**THE PROBLEM:** Find every line in the records below that holds the word "Waiver" and copy it.

**DATA RECORDS:**
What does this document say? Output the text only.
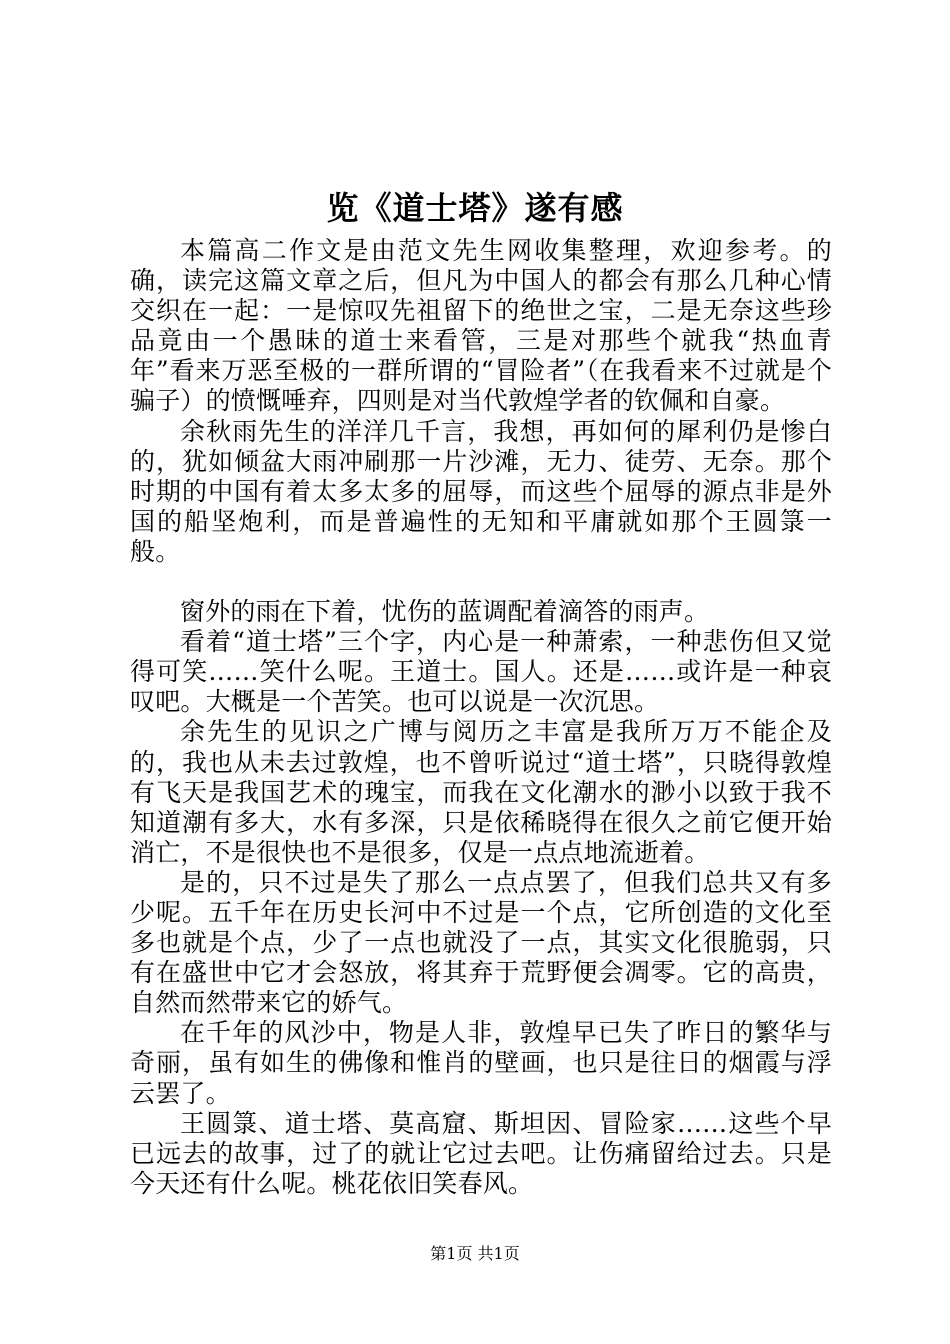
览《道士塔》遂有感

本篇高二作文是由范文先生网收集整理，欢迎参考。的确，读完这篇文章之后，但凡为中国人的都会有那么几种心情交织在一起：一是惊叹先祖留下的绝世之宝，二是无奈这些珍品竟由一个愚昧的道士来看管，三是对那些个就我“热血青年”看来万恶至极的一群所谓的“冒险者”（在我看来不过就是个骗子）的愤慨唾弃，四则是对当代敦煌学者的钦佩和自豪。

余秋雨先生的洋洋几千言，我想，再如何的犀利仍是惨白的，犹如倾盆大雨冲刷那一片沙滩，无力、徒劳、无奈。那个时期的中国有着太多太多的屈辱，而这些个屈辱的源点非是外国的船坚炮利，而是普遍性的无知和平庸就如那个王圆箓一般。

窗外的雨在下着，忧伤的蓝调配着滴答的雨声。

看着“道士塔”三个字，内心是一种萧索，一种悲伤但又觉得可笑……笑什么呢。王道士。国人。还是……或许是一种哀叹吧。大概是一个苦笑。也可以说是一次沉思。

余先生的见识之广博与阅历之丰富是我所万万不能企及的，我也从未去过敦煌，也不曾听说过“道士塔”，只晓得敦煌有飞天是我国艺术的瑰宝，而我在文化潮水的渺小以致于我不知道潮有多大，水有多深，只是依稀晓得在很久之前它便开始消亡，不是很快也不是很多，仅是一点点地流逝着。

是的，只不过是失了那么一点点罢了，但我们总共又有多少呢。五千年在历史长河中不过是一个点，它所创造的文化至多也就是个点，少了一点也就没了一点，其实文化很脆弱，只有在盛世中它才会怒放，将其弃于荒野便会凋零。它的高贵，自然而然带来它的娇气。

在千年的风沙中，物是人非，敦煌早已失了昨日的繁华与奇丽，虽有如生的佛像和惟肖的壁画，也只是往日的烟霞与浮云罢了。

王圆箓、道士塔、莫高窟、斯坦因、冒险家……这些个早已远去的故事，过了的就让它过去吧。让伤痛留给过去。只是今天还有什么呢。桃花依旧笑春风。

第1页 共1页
--
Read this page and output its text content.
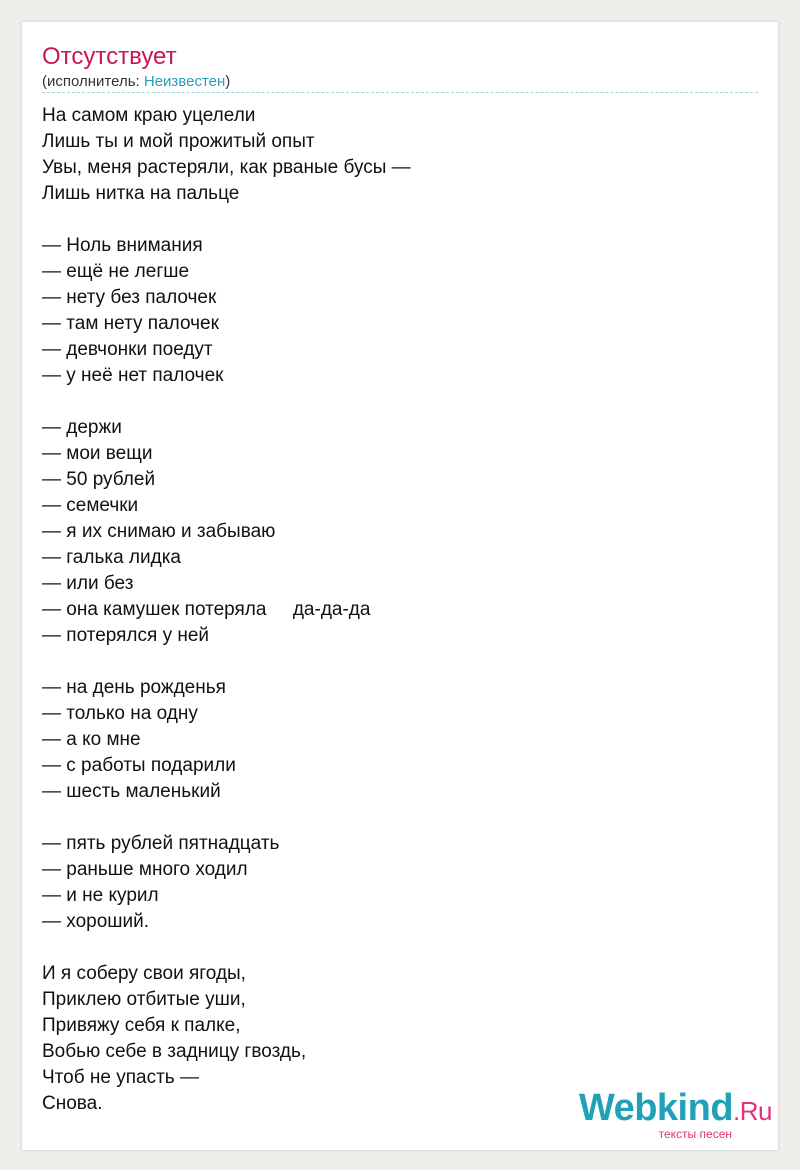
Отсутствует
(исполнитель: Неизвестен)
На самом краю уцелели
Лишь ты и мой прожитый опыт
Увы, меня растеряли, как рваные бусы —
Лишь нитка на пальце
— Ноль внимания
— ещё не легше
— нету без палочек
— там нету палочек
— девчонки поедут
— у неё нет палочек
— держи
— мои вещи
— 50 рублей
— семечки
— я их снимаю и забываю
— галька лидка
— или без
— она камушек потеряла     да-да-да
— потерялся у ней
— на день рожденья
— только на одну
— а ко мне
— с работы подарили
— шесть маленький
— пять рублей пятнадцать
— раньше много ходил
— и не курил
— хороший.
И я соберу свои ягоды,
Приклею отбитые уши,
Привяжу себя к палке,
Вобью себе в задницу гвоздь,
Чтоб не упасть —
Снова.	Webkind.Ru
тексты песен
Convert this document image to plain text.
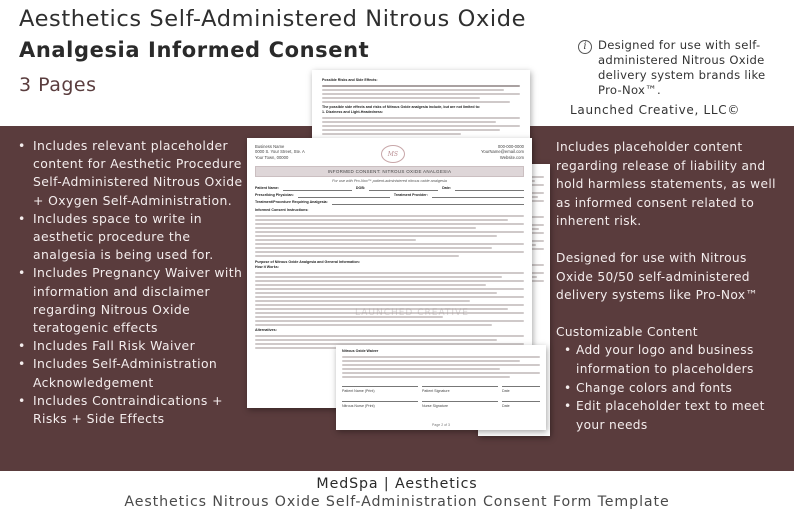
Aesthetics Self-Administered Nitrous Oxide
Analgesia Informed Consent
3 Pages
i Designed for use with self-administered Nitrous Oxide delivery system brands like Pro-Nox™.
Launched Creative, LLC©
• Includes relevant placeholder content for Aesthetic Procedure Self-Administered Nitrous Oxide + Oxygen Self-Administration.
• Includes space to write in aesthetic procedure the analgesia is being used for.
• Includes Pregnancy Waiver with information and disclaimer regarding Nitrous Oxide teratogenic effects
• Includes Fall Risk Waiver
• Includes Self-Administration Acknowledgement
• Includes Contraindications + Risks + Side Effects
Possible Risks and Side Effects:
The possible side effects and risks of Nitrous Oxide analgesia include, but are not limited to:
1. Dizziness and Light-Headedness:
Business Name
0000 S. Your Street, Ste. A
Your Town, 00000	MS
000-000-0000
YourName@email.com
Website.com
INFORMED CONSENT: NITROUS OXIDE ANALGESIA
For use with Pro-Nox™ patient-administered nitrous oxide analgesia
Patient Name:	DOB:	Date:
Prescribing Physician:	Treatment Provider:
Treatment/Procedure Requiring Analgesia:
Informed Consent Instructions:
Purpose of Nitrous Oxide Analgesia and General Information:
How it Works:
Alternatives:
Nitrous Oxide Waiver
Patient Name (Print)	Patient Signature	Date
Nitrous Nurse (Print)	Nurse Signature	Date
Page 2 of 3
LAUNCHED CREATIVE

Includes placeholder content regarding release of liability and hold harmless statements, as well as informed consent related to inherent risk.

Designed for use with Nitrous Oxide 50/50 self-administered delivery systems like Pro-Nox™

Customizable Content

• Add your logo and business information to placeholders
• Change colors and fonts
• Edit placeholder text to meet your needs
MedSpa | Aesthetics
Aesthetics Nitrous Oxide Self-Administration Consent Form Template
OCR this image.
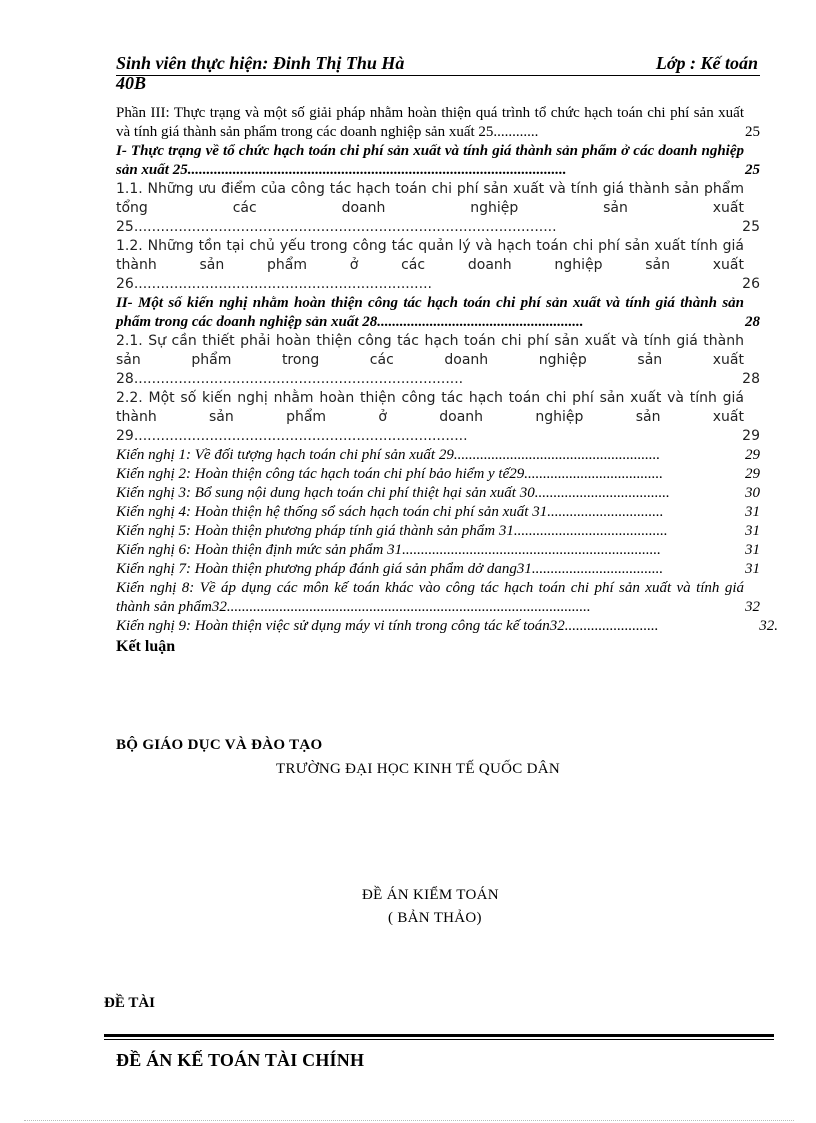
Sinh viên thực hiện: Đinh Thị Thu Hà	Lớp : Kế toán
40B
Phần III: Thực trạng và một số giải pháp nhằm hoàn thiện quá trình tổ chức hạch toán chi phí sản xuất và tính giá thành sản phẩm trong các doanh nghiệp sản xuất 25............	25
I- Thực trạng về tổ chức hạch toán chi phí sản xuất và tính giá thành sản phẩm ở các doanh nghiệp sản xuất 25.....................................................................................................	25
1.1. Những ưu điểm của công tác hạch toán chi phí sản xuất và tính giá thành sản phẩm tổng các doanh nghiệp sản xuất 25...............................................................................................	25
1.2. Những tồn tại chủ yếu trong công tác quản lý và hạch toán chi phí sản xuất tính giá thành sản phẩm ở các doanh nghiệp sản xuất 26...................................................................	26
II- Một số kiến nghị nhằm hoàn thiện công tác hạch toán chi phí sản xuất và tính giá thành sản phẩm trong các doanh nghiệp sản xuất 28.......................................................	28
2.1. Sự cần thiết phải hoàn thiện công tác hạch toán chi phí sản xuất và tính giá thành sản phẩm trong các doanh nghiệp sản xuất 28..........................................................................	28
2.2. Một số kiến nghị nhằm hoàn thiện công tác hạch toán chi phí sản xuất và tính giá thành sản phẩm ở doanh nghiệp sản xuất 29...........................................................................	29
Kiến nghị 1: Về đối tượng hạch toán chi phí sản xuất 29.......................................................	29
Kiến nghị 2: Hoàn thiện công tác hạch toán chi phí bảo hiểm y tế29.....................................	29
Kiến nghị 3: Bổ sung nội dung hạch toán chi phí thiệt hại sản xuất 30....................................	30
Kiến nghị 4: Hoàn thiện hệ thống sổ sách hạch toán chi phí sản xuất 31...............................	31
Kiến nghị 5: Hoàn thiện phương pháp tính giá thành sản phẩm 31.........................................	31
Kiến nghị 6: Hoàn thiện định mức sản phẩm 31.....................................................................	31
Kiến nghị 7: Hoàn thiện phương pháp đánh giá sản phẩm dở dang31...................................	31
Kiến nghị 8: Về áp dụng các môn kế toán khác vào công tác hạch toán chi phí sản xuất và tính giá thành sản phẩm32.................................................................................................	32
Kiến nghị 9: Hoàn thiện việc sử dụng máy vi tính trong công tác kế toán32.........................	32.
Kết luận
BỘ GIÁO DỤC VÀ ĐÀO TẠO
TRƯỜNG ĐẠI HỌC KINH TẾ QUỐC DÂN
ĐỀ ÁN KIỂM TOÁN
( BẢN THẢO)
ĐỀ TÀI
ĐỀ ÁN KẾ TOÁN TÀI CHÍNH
---
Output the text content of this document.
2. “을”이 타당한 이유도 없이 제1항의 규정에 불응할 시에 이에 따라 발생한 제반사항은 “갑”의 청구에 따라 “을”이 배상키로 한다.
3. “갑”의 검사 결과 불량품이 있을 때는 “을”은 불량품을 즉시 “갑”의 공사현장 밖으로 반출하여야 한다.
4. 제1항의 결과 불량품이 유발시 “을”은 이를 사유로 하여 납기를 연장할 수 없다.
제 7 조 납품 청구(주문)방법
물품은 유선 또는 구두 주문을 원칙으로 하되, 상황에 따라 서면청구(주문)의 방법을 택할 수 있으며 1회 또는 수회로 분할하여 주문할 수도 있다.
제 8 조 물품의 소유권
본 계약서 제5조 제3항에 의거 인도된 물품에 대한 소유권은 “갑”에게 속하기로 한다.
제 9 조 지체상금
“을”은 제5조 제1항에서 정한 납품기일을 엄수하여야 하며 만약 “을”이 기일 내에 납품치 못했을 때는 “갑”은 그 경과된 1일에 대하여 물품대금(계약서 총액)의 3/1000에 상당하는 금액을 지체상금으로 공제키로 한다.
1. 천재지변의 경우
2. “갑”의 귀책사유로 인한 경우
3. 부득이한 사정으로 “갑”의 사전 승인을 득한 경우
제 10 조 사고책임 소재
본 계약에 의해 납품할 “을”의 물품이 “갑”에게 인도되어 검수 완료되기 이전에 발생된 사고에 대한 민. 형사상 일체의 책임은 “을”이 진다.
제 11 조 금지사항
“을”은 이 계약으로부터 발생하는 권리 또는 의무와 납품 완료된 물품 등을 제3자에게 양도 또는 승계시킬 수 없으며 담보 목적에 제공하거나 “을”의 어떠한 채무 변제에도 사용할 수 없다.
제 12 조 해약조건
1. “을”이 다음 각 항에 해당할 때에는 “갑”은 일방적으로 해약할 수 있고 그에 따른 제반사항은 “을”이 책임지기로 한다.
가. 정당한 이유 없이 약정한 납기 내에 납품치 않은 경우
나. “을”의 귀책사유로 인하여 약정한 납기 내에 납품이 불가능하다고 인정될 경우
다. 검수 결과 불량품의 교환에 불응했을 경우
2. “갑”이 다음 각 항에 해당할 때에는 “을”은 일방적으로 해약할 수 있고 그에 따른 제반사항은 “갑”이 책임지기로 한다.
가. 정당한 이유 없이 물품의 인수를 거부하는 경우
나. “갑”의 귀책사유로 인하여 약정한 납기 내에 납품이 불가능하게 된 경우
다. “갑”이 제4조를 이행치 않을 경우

**EXERCISE RESULT:**
• Includes Pregnancy Waiver with information and disclaimer regarding Nitrous Oxide teratogenic effects
• Includes Fall Risk Waiver
Nitrous Oxide Waiver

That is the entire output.